## [Source text]
______________________________

At 5 d after vaccination, all pools of choanal swabs from the vaccinated group were positive for viral RNA, whereas those from the mock-vaccinated group were negative. At 5 d after challenge at 4 wk of age (3 wk after vaccination), only 1 of the 15 birds in the vaccinated group was positive for APV-RNA, whereas all 15 birds in the nonvaccinated group were positive. After challenge at 8, 11, and 15 wk of age (7, 10, and 14 wk after vaccination), all birds in the vaccinated group were negative for APV-RNA, whereas all birds in the mock-vaccinated group were positive.

None of the 20 birds tested at 1 wk of age had APV antibodies. The antibody findings after vaccination and 10 d after each challenge are shown in Table I. At 3 wk after vaccination, 12 of the 15 vaccinated and challenged birds were positive for APV antibodies (geometric mean titre [GMT] = 61). At 7 wk and until 14 wk after vaccination, all birds in the vaccinated and challenged groups were positive, the GMT rising, declining at 10 wk, and then rising again. The difference between the GMTs at 10 and 14 wk after vaccination was statistically significant (P < 0.002), as was the difference in pre- and post-challenge titres between the vaccinated and nonvaccinated groups (P < 0.05). After challenge, the GMTs rose in all the groups, but they were lower in the nonvaccinated birds than in the vaccinated birds.

Table I
Seroconversion in turkeys after vaccination with a cold-adapted strain of Avian pneumovirus (APV) and after challenge with virulent APV

In the initial report on experimental evaluation of a cold-adapted strain of APV, no clinical signs were observed in turkey poults after vaccination (12). The same was true in this study. When the birds were challenged at 4 wk of age (3 wk after vaccination), the complete absence of clinical signs in the vaccinated birds as compared with signs in 12 of the 15 nonvaccinated birds further confirmed that the vaccine was protective at this age. Birds in the nonvaccinated group served as nonvaccinated, nonchallenged controls (45, 30, and 15 birds at 4, 8, and 11 wk of age). No clinical signs were observed in this group at any time. In addition, this group was free of humoral APV antibodies when tested immediately before challenge (Table I).

Since no clinical signs were observed in either vaccinated and challenged or nonvaccinated and nonchallenged birds at 8, 11, and 15 wk of age (7, 10, and 14 wk after vaccination), it was difficult to make a conclusion about the protective efficacy of the vaccine at these ages. The absence of clinical signs in older birds is not surprising, because age is a limiting factor in the production of consistent clinical signs of APV infection (12). Furthermore, the disease has been reported to be more severe under field conditions than under experimental conditions, probably because of secondary bacterial infections and close proximity of birds under field conditions (16).

______________________________

## [Recorded data]
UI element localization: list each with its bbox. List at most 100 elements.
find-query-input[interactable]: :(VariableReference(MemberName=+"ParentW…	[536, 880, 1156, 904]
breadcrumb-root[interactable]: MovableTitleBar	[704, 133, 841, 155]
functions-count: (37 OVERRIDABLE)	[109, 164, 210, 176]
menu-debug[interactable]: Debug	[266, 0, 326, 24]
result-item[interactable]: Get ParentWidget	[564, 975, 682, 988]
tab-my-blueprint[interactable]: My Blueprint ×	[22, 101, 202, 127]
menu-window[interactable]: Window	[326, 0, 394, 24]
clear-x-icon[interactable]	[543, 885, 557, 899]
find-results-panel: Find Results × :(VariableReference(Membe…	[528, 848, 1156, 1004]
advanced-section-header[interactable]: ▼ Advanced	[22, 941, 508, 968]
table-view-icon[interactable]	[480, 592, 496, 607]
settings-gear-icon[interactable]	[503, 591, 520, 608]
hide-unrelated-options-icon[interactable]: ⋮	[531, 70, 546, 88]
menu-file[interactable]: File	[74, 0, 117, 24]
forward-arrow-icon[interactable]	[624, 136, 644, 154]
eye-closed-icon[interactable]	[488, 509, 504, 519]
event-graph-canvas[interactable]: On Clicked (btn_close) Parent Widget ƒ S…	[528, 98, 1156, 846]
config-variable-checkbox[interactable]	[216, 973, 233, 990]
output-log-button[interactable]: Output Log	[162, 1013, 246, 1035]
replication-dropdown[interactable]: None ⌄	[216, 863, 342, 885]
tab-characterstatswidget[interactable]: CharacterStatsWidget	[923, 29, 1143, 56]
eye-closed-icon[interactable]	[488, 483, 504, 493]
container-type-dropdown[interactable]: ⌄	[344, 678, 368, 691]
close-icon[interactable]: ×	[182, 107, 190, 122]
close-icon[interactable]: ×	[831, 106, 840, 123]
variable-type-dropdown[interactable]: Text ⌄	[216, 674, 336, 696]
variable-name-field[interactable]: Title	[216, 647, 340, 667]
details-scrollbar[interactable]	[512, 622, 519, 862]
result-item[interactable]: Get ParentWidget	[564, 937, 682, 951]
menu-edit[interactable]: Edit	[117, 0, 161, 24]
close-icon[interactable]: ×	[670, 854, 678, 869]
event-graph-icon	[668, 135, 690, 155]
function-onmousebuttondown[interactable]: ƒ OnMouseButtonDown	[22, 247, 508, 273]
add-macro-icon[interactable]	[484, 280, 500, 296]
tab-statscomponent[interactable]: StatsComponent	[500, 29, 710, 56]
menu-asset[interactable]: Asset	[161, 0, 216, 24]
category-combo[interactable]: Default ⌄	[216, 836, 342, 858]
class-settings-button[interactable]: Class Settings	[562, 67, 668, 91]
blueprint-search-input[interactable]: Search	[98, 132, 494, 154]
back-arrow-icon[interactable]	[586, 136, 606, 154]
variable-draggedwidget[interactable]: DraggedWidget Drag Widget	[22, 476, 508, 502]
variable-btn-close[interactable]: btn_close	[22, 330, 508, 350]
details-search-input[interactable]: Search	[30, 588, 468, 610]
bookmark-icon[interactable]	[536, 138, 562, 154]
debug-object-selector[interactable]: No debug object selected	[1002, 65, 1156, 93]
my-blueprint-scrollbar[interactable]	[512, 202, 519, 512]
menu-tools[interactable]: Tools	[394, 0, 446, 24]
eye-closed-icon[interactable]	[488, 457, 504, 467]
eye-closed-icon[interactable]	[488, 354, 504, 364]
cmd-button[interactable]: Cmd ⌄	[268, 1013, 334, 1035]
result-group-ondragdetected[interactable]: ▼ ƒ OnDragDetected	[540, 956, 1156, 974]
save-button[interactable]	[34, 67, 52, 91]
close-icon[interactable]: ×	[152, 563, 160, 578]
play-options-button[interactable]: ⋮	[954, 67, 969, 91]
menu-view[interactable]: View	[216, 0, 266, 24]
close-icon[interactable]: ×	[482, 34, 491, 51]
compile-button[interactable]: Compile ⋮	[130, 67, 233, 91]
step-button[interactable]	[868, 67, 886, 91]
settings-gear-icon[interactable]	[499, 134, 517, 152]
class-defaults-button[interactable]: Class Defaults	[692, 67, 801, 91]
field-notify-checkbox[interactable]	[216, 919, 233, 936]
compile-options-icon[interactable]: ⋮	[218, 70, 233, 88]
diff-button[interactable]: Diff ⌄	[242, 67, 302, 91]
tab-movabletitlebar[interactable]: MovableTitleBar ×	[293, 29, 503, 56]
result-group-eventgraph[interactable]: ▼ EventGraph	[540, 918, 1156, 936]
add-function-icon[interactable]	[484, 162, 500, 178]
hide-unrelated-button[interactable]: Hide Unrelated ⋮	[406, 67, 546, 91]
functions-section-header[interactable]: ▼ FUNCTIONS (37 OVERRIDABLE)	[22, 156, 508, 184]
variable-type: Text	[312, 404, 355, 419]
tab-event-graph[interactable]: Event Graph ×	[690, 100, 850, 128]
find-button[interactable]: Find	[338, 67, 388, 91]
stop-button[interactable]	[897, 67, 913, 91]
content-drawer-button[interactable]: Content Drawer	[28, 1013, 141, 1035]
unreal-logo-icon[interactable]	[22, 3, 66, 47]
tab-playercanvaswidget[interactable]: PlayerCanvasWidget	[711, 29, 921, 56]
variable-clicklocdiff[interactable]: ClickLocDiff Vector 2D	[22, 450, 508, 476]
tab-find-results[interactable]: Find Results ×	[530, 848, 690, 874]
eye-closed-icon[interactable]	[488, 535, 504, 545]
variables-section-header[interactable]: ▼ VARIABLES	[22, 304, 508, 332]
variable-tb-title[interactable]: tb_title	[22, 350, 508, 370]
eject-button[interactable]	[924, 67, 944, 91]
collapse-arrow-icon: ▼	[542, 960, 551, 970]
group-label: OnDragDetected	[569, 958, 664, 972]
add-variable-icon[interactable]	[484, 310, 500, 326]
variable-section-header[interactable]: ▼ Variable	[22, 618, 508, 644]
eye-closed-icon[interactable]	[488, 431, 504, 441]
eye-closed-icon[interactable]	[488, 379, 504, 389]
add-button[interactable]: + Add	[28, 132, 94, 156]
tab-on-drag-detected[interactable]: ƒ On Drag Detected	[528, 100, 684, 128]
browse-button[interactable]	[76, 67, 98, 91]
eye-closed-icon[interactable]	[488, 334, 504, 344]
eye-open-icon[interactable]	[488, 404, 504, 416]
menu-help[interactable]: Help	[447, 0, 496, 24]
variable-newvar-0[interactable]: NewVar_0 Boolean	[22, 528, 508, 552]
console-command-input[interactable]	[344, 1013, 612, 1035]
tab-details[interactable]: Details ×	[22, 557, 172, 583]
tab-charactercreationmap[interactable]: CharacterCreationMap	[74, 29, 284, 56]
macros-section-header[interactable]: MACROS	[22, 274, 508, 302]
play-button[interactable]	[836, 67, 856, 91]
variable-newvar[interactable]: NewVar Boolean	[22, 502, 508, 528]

______________________________

## [Activity]
From the text on vaccinating turkeys against avian pneumovirus, pull out everything from "None of the" down to "the vaccinated birds.". The listing has no connection to the text on vaccinating turkeys against avian pneumovirus.

## [Answer for the task]
None of the 20 birds tested at 1 wk of age had APV antibodies. The antibody findings after vaccination and 10 d after each challenge are shown in Table I. At 3 wk after vaccination, 12 of the 15 vaccinated and challenged birds were positive for APV antibodies (geometric mean titre [GMT] = 61). At 7 wk and until 14 wk after vaccination, all birds in the vaccinated and challenged groups were positive, the GMT rising, declining at 10 wk, and then rising again. The difference between the GMTs at 10 and 14 wk after vaccination was statistically significant (P < 0.002), as was the difference in pre- and post-challenge titres between the vaccinated and nonvaccinated groups (P < 0.05). After challenge, the GMTs rose in all the groups, but they were lower in the nonvaccinated birds than in the vaccinated birds.